Task details => Look through the lines of the material and count those containing "ರಣಗಲ". Give that count alone.

Dataset content =>

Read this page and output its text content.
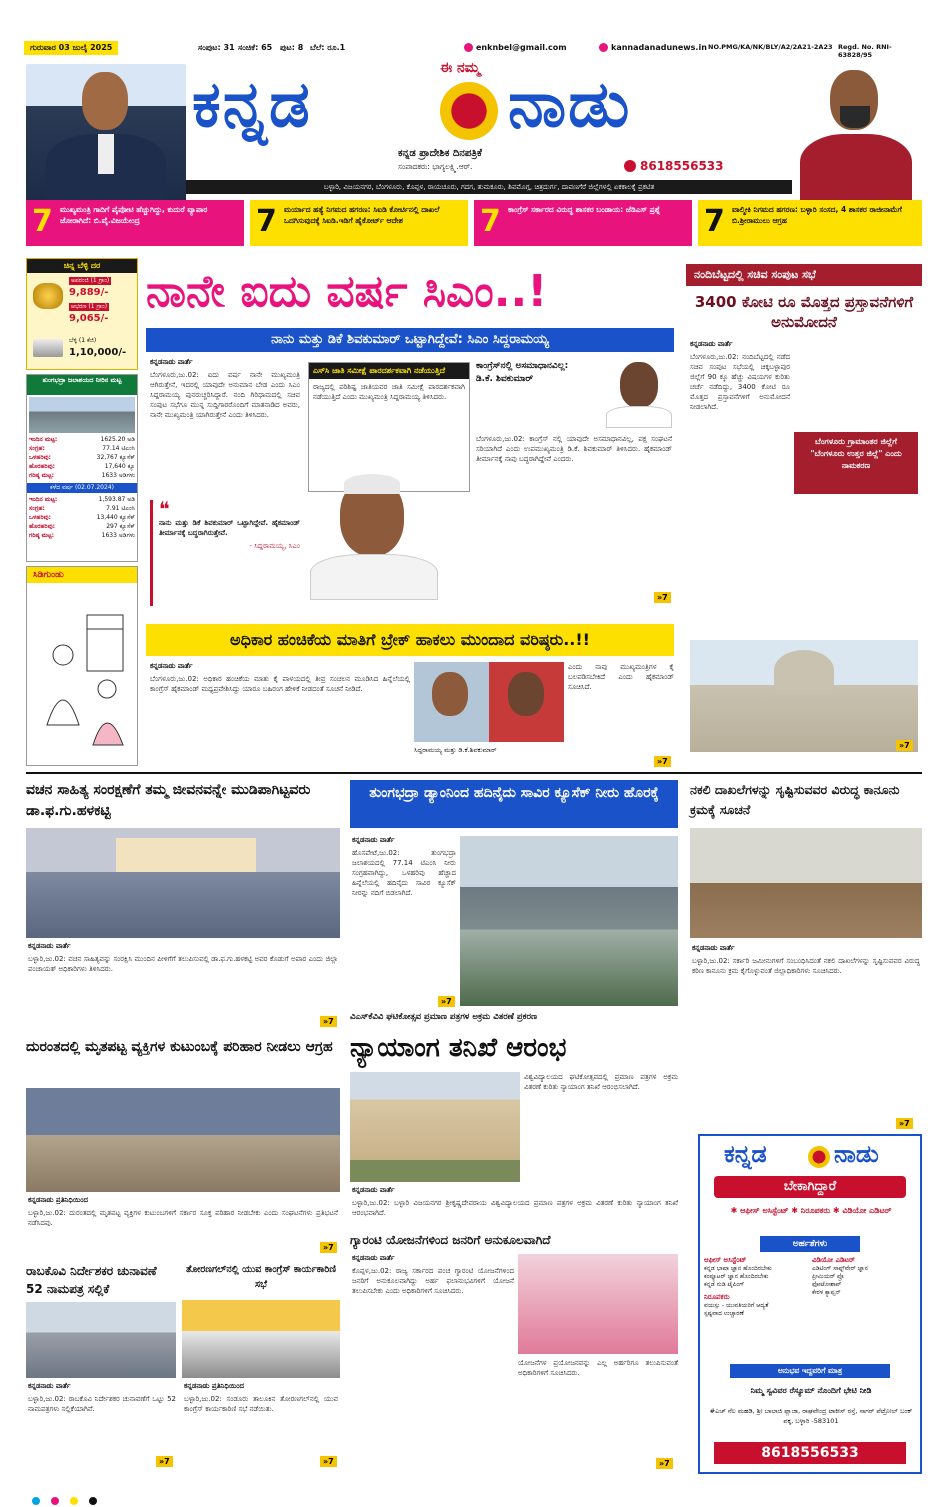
ಗುರುವಾರ 03 ಜುಲೈ 2025	ಸಂಪುಟ: 31 ಸಂಚಿಕೆ: 65 ಪುಟ: 8 ಬೆಲೆ: ರೂ.1	enknbel@gmail.com	kannadanadunews.in NO.PMG/KA/NK/BLY/A2/2A21-2A23 Regd. No. RNI- 63828/95
ಕನ್ನಡ	ಈ ನಮ್ಮ ನಾಡು
ಕನ್ನಡ ಪ್ರಾದೇಶಿಕ ದಿನಪತ್ರಿಕೆ
ಸಂಪಾದಕರು: ಭಾಗ್ಯಲಕ್ಷ್ಮಿ.ಆರ್.	8618556533
ಬಳ್ಳಾರಿ, ವಿಜಯನಗರ, ಬೆಂಗಳೂರು, ಕೊಪ್ಪಳ, ರಾಯಚೂರು, ಗದಗ, ತುಮಕೂರು, ಶಿವಮೊಗ್ಗ, ಚಿತ್ರದುರ್ಗ, ದಾವಣಗೆರೆ ಜಿಲ್ಲೆಗಳಲ್ಲಿ ಏಕಕಾಲಕ್ಕೆ ಪ್ರಕಟಿತ
7 ಮುಖ್ಯಮಂತ್ರಿ ಗಾದಿಗೆ ಪೈಪೋಟಿ ಹೆಚ್ಚುಗಿದ್ದು, ಕುದುರೆ ವ್ಯಾಪಾರ ಜೋರಾಗಿದೆ: ಬಿ.ವೈ.ವಿಜಯೇಂದ್ರ	7 ಮರ್ಯಾದ ಹತ್ಯೆ ನಿಗಮದ ಹಗರಣ: ಸಿಐಡಿ ಕೋರ್ಟಿನಲ್ಲಿ ದಾಖಲೆ ಒದಗಿಸುವುದಕ್ಕೆ ಸಿಐಡಿ.ಇಡಿಗೆ ಹೈಕೋರ್ಟ್ ಆದೇಶ	7 ಕಾಂಗ್ರೆಸ್ ಸರ್ಕಾರದ ವಿರುದ್ಧ ಶಾಸಕರ ಬಂಡಾಯ: ಜೆಡಿಎಸ್ ಪ್ರಶ್ನೆ	7 ವಾಲ್ಮೀಕಿ ನಿಗಮದ ಹಗರಣ: ಬಳ್ಳಾರಿ ಸಂಸದ, 4 ಶಾಸಕರ ರಾಜೀನಾಮೆಗೆ ಬಿ.ಶ್ರೀರಾಮುಲು ಆಗ್ರಹ
ಚಿನ್ನ ಬೆಳ್ಳಿ ದರ
ಅಪರಂಜಿ (1 ಗ್ರಾಂ)
9,889/-
ಆಭರಣ (1 ಗ್ರಾಂ)
9,065/-
ಬೆಳ್ಳಿ (1 ಕೆಜಿ)
1,10,000/-
ತುಂಗಭದ್ರಾ ಜಲಾಶಯದ ನೀರಿನ ಮಟ್ಟ
ಇಂದಿನ ಮಟ್ಟ:	1625.20 ಅಡಿ
ಸಂಗ್ರಹ:	77.14 ಟಿಎಂಸಿ
ಒಳಹರಿವು:	32,767 ಕ್ಯೂಸೆಕ್
ಹೊರಹರಿವು:	17,640 ಕ್ಯೂ
ಗರಿಷ್ಠ ಮಟ್ಟ:	1633 ಅಡಿಗಳು
ಕಳೆದ ವರ್ಷ (02.07.2024)
ಇಂದಿನ ಮಟ್ಟ:	1,593.87 ಅಡಿ
ಸಂಗ್ರಹ:	7.91 ಟಿಎಂಸಿ
ಒಳಹರಿವು:	13,440 ಕ್ಯೂಸೆಕ್
ಹೊರಹರಿವು:	297 ಕ್ಯೂಸೆಕ್
ಗರಿಷ್ಠ ಮಟ್ಟ:	1633 ಅಡಿಗಳು
ಸಿಡಿಗುಂಡು
ನಾನೇ ಐದು ವರ್ಷ ಸಿಎಂ..!
ನಾನು ಮತ್ತು ಡಿಕೆ ಶಿವಕುಮಾರ್ ಒಟ್ಟಾಗಿದ್ದೇವೆ: ಸಿಎಂ ಸಿದ್ದರಾಮಯ್ಯ
ಕನ್ನಡನಾಡು ವಾರ್ತೆ
ಬೆಂಗಳೂರು,ಜು.02: ಐದು ವರ್ಷ ನಾನೇ ಮುಖ್ಯಮಂತ್ರಿ ಆಗಿರುತ್ತೇನೆ, ಇದರಲ್ಲಿ ಯಾವುದೇ ಅನುಮಾನ ಬೇಡ ಎಂದು ಸಿಎಂ ಸಿದ್ದರಾಮಯ್ಯ ಪುನರುಚ್ಚರಿಸಿದ್ದಾರೆ. ನಂದಿ ಗಿರಿಧಾಮದಲ್ಲಿ ಸಚಿವ ಸಂಪುಟ ಸಭೆಗೂ ಮುನ್ನ ಸುದ್ದಿಗಾರರೊಂದಿಗೆ ಮಾತನಾಡಿದ ಅವರು, ನಾನೇ ಮುಖ್ಯಮಂತ್ರಿ ಯಾಗಿರುತ್ತೇನೆ ಎಂದು ತಿಳಿಸಿದರು.
ಎಸ್‌ಸಿ ಜಾತಿ ಸಮೀಕ್ಷೆ ಪಾರದರ್ಶಕವಾಗಿ ನಡೆಯುತ್ತಿದೆ
ರಾಜ್ಯದಲ್ಲಿ ಪರಿಶಿಷ್ಟ ಜಾತಿಯವರ ಜಾತಿ ಸಮೀಕ್ಷೆ ಪಾರದರ್ಶಕವಾಗಿ ನಡೆಯುತ್ತಿದೆ ಎಂದು ಮುಖ್ಯಮಂತ್ರಿ ಸಿದ್ದರಾಮಯ್ಯ ತಿಳಿಸಿದರು.
❝
ನಾನು ಮತ್ತು ಡಿಕೆ ಶಿವಕುಮಾರ್ ಒಟ್ಟಾಗಿದ್ದೇವೆ. ಹೈಕಮಾಂಡ್ ತೀರ್ಮಾನಕ್ಕೆ ಬದ್ಧರಾಗಿರುತ್ತೇವೆ.
- ಸಿದ್ದರಾಮಯ್ಯ, ಸಿಎಂ
ಕಾಂಗ್ರೆಸ್‌ನಲ್ಲಿ ಅಸಮಾಧಾನವಿಲ್ಲ: ಡಿ.ಕೆ. ಶಿವಕುಮಾರ್
ಬೆಂಗಳೂರು,ಜು.02: ಕಾಂಗ್ರೆಸ್ ನಲ್ಲಿ ಯಾವುದೇ ಅಸಮಾಧಾನವಿಲ್ಲ, ಪಕ್ಷ ಸಂಘಟನೆ ಸರಿಯಾಗಿದೆ ಎಂದು ಉಪಮುಖ್ಯಮಂತ್ರಿ ಡಿ.ಕೆ. ಶಿವಕುಮಾರ್ ತಿಳಿಸಿದರು. ಹೈಕಮಾಂಡ್ ತೀರ್ಮಾನಕ್ಕೆ ನಾವು ಬದ್ಧರಾಗಿದ್ದೇವೆ ಎಂದರು.
»7
ನಂದಿಬೆಟ್ಟದಲ್ಲಿ ಸಚಿವ ಸಂಪುಟ ಸಭೆ
3400 ಕೋಟಿ ರೂ ಮೊತ್ತದ ಪ್ರಸ್ತಾವನೆಗಳಿಗೆ ಅನುಮೋದನೆ
ಕನ್ನಡನಾಡು ವಾರ್ತೆ
ಬೆಂಗಳೂರು,ಜು.02: ನಂದಿಬೆಟ್ಟದಲ್ಲಿ ನಡೆದ ಸಚಿವ ಸಂಪುಟ ಸಭೆಯಲ್ಲಿ ಚಿಕ್ಕಬಳ್ಳಾಪುರ ಜಿಲ್ಲೆಗೆ 90 ಕ್ಕೂ ಹೆಚ್ಚು ವಿಷಯಗಳ ಕುರಿತು ಚರ್ಚೆ ನಡೆದಿದ್ದು, 3400 ಕೋಟಿ ರೂ ಮೊತ್ತದ ಪ್ರಸ್ತಾವನೆಗಳಿಗೆ ಅನುಮೋದನೆ ನೀಡಲಾಗಿದೆ.
ಬೆಂಗಳೂರು ಗ್ರಾಮಾಂತರ ಜಿಲ್ಲೆಗೆ "ಬೆಂಗಳೂರು ಉತ್ತರ ಜಿಲ್ಲೆ" ಎಂದು ನಾಮಕರಣ
»7
ಅಧಿಕಾರ ಹಂಚಿಕೆಯ ಮಾತಿಗೆ ಬ್ರೇಕ್ ಹಾಕಲು ಮುಂದಾದ ವರಿಷ್ಠರು..!!
ಕನ್ನಡನಾಡು ವಾರ್ತೆ
ಬೆಂಗಳೂರು,ಜು.02: ಅಧಿಕಾರ ಹಂಚಿಕೆಯ ಮಾತು ಕೈ ಪಾಳಯದಲ್ಲಿ ತೀವ್ರ ಸಂಚಲನ ಮೂಡಿಸಿದ ಹಿನ್ನೆಲೆಯಲ್ಲಿ ಕಾಂಗ್ರೆಸ್ ಹೈಕಮಾಂಡ್ ಮಧ್ಯಪ್ರವೇಶಿಸಿದ್ದು ಯಾರೂ ಬಹಿರಂಗ ಹೇಳಿಕೆ ನೀಡದಂತೆ ಸೂಚನೆ ನೀಡಿದೆ.
ಸಿದ್ದರಾಮಯ್ಯ ಮತ್ತು ಡಿ.ಕೆ.ಶಿವಕುಮಾರ್
ಎಂದು ನಾವು ಮುಖ್ಯಮಂತ್ರಿಗಳ ಕೈ ಬಲಪಡಿಸಬೇಕಿದೆ ಎಂದು ಹೈಕಮಾಂಡ್ ಸೂಚಿಸಿದೆ.
»7
ವಚನ ಸಾಹಿತ್ಯ ಸಂರಕ್ಷಣೆಗೆ ತಮ್ಮ ಜೀವನವನ್ನೇ ಮುಡಿಪಾಗಿಟ್ಟವರು ಡಾ.ಫ.ಗು.ಹಳಕಟ್ಟಿ
ಕನ್ನಡನಾಡು ವಾರ್ತೆ
ಬಳ್ಳಾರಿ,ಜು.02: ವಚನ ಸಾಹಿತ್ಯವನ್ನು ಸಂರಕ್ಷಿಸಿ ಮುಂದಿನ ಪೀಳಿಗೆಗೆ ತಲುಪಿಸುವಲ್ಲಿ ಡಾ.ಫ.ಗು.ಹಳಕಟ್ಟಿ ಅವರ ಕೊಡುಗೆ ಅಪಾರ ಎಂದು ಜಿಲ್ಲಾ ಪಂಚಾಯತ್ ಅಧಿಕಾರಿಗಳು ತಿಳಿಸಿದರು.
»7
ತುಂಗಭದ್ರಾ ಡ್ಯಾಂನಿಂದ ಹದಿನೈದು ಸಾವಿರ ಕ್ಯೂಸೆಕ್ ನೀರು ಹೊರಕ್ಕೆ
ಕನ್ನಡನಾಡು ವಾರ್ತೆ
ಹೊಸಪೇಟೆ,ಜು.02: ತುಂಗಭದ್ರಾ ಜಲಾಶಯದಲ್ಲಿ 77.14 ಟಿಎಂಸಿ ನೀರು ಸಂಗ್ರಹವಾಗಿದ್ದು, ಒಳಹರಿವು ಹೆಚ್ಚಾದ ಹಿನ್ನೆಲೆಯಲ್ಲಿ ಹದಿನೈದು ಸಾವಿರ ಕ್ಯೂಸೆಕ್ ನೀರನ್ನು ನದಿಗೆ ಬಿಡಲಾಗಿದೆ.
»7
ನಕಲಿ ದಾಖಲೆಗಳನ್ನು ಸೃಷ್ಟಿಸುವವರ ವಿರುದ್ಧ ಕಾನೂನು ಕ್ರಮಕ್ಕೆ ಸೂಚನೆ
ಕನ್ನಡನಾಡು ವಾರ್ತೆ
ಬಳ್ಳಾರಿ,ಜು.02: ಸರ್ಕಾರಿ ಜಮೀನುಗಳಿಗೆ ಸಂಬಂಧಿಸಿದಂತೆ ನಕಲಿ ದಾಖಲೆಗಳನ್ನು ಸೃಷ್ಟಿಸುವವರ ವಿರುದ್ಧ ಕಠಿಣ ಕಾನೂನು ಕ್ರಮ ಕೈಗೊಳ್ಳುವಂತೆ ಜಿಲ್ಲಾಧಿಕಾರಿಗಳು ಸೂಚಿಸಿದರು.
»7
ವಿಎಸ್‌ಕೆವಿವಿ ಘಟಿಕೋತ್ಸವ ಪ್ರಮಾಣ ಪತ್ರಗಳ ಅಕ್ರಮ ವಿತರಣೆ ಪ್ರಕರಣ
ನ್ಯಾಯಾಂಗ ತನಿಖೆ ಆರಂಭ
ವಿಶ್ವವಿದ್ಯಾಲಯದ ಘಟಿಕೋತ್ಸವದಲ್ಲಿ ಪ್ರಮಾಣ ಪತ್ರಗಳ ಅಕ್ರಮ ವಿತರಣೆ ಕುರಿತು ನ್ಯಾಯಾಂಗ ತನಿಖೆ ಆರಂಭಿಸಲಾಗಿದೆ.
ಕನ್ನಡನಾಡು ವಾರ್ತೆ
ಬಳ್ಳಾರಿ,ಜು.02: ಬಳ್ಳಾರಿ ವಿಜಯನಗರ ಶ್ರೀಕೃಷ್ಣದೇವರಾಯ ವಿಶ್ವವಿದ್ಯಾಲಯದ ಪ್ರಮಾಣ ಪತ್ರಗಳ ಅಕ್ರಮ ವಿತರಣೆ ಕುರಿತು ನ್ಯಾಯಾಂಗ ತನಿಖೆ ಆರಂಭವಾಗಿದೆ.
ದುರಂತದಲ್ಲಿ ಮೃತಪಟ್ಟ ವ್ಯಕ್ತಿಗಳ ಕುಟುಂಬಕ್ಕೆ ಪರಿಹಾರ ನೀಡಲು ಆಗ್ರಹ
ಕನ್ನಡನಾಡು ಪ್ರತಿನಿಧಿಯಿಂದ
ಬಳ್ಳಾರಿ,ಜು.02: ದುರಂತದಲ್ಲಿ ಮೃತಪಟ್ಟ ವ್ಯಕ್ತಿಗಳ ಕುಟುಂಬಗಳಿಗೆ ಸರ್ಕಾರ ಸೂಕ್ತ ಪರಿಹಾರ ನೀಡಬೇಕು ಎಂದು ಸಂಘಟನೆಗಳು ಪ್ರತಿಭಟನೆ ನಡೆಸಿದವು.
»7
ಗ್ಯಾರಂಟಿ ಯೋಜನೆಗಳಿಂದ ಜನರಿಗೆ ಅನುಕೂಲವಾಗಿದೆ
ಕನ್ನಡನಾಡು ವಾರ್ತೆ
ಕೊಪ್ಪಳ,ಜು.02: ರಾಜ್ಯ ಸರ್ಕಾರದ ಪಂಚ ಗ್ಯಾರಂಟಿ ಯೋಜನೆಗಳಿಂದ ಜನರಿಗೆ ಅನುಕೂಲವಾಗಿದ್ದು ಅರ್ಹ ಫಲಾನುಭವಿಗಳಿಗೆ ಯೋಜನೆ ತಲುಪಿಸಬೇಕು ಎಂದು ಅಧಿಕಾರಿಗಳಿಗೆ ಸೂಚಿಸಿದರು.
ಯೋಜನೆಗಳ ಪ್ರಯೋಜನವನ್ನು ಎಲ್ಲ ಅರ್ಹರಿಗೂ ತಲುಪಿಸುವಂತೆ ಅಧಿಕಾರಿಗಳಿಗೆ ಸೂಚಿಸಿದರು.
»7
ರಾಬಕೊವಿ ನಿರ್ದೇಶಕರ ಚುನಾವಣೆ 52 ನಾಮಪತ್ರ ಸಲ್ಲಿಕೆ
ಕನ್ನಡನಾಡು ವಾರ್ತೆ
ಬಳ್ಳಾರಿ,ಜು.02: ರಾಬಕೊವಿ ನಿರ್ದೇಶಕರ ಚುನಾವಣೆಗೆ ಒಟ್ಟು 52 ನಾಮಪತ್ರಗಳು ಸಲ್ಲಿಕೆಯಾಗಿವೆ.
»7
ತೋರಣಗಲ್‌ನಲ್ಲಿ ಯುವ ಕಾಂಗ್ರೆಸ್ ಕಾರ್ಯಕಾರಿಣಿ ಸಭೆ
ಕನ್ನಡನಾಡು ಪ್ರತಿನಿಧಿಯಿಂದ
ಬಳ್ಳಾರಿ,ಜು.02: ಸಂಡೂರು ತಾಲೂಕಿನ ತೋರಣಗಲ್‌ನಲ್ಲಿ ಯುವ ಕಾಂಗ್ರೆಸ್ ಕಾರ್ಯಕಾರಿಣಿ ಸಭೆ ನಡೆಯಿತು.
»7
ಕನ್ನಡ	ನಾಡು
ಬೇಕಾಗಿದ್ದಾರೆ
✱ ಆಫೀಸ್ ಅಸಿಸ್ಟೆಂಟ್ ✱ ನಿರೂಪಕರು ✱ ವಿಡಿಯೋ ಎಡಿಟರ್
ಅರ್ಹತೆಗಳು
ಆಫೀಸ್ ಅಸಿಸ್ಟೆಂಟ್
ಕನ್ನಡ ಭಾಷಾ ಜ್ಞಾನ ಹೊಂದಿರಬೇಕು
ಕಂಪ್ಯೂಟರ್ ಜ್ಞಾನ ಹೊಂದಿರಬೇಕು
ಕನ್ನಡ ನುಡಿ ಟೈಪಿಂಗ್
ನಿರೂಪಕರು
ವಯಸ್ಸು - ಯುವತಿಯರಿಗೆ ಆದ್ಯತೆ
ಸ್ಪಷ್ಟವಾದ ಉಚ್ಚಾರಣೆ
ವಿಡಿಯೋ ಎಡಿಟರ್
ಎಡಿಟಿಂಗ್ ಸಾಫ್ಟ್‌ವೇರ್ ಜ್ಞಾನ
ಪ್ರೀಮಿಯರ್ ಪ್ರೊ
ಫೋಟೋಶಾಪ್
ಕೇರಳ ಕ್ಯಾಪ್ಷನ್
ಅನುಭವ ಇದ್ದವರಿಗೆ ಮಾತ್ರ
ನಿಮ್ಮ ಸ್ವವಿವರ ರೆಸ್ಯೂಮ್ ನೊಂದಿಗೆ ಭೇಟಿ ನೀಡಿ
#ಎಚ್ ನೆಲ ಮಹಡಿ, ಶ್ರೀ ಬಾಲಾಜಿ ಪ್ಲಾಜಾ, ರಾಘವೇಂದ್ರ ಟಾಕೀಸ್ ರಸ್ತೆ, ಸಾಗರ್ ಪೆಟ್ರೋಲ್ ಬಂಕ್ ಪಕ್ಕ, ಬಳ್ಳಾರಿ -583101
8618556533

Complete response => 2